» **GIVEN TASK**
Copy out all lines of the records in which the word "title" appears.

Dataset excerpts

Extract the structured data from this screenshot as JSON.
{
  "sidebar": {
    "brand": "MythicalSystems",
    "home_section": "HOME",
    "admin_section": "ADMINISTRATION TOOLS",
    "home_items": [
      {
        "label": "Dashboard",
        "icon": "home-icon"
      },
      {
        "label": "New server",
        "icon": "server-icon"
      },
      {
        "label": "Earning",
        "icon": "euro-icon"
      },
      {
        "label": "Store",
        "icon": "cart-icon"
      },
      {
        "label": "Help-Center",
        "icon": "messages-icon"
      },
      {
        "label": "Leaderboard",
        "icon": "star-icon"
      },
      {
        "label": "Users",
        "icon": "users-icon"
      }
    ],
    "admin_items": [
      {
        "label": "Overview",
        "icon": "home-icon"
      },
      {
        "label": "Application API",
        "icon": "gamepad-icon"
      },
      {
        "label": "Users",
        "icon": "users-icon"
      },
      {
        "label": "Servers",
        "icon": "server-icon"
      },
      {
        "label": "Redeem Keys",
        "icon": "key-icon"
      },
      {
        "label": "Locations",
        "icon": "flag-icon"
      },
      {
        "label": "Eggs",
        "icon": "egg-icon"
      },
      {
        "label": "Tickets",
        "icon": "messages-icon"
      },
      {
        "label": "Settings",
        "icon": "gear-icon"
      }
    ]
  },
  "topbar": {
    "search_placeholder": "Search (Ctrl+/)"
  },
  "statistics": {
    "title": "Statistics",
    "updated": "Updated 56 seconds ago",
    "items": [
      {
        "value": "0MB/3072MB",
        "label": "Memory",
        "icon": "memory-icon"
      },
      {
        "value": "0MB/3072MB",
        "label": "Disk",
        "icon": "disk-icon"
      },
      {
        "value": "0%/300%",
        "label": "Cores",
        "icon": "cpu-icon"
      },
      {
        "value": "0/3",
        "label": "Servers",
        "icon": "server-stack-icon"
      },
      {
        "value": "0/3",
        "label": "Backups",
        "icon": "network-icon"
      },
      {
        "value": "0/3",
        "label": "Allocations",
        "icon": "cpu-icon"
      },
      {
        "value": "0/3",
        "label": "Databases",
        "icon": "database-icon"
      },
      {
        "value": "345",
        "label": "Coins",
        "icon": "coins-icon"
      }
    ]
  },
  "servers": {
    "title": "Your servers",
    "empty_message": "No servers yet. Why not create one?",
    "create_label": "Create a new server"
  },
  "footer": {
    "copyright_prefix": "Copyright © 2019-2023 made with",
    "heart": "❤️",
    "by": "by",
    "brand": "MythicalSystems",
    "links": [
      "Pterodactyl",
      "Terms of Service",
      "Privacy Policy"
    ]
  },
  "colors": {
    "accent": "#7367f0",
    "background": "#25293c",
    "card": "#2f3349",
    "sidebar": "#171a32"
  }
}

» **RESULT BELOW**
    "title": "Statistics",
    "title": "Your servers",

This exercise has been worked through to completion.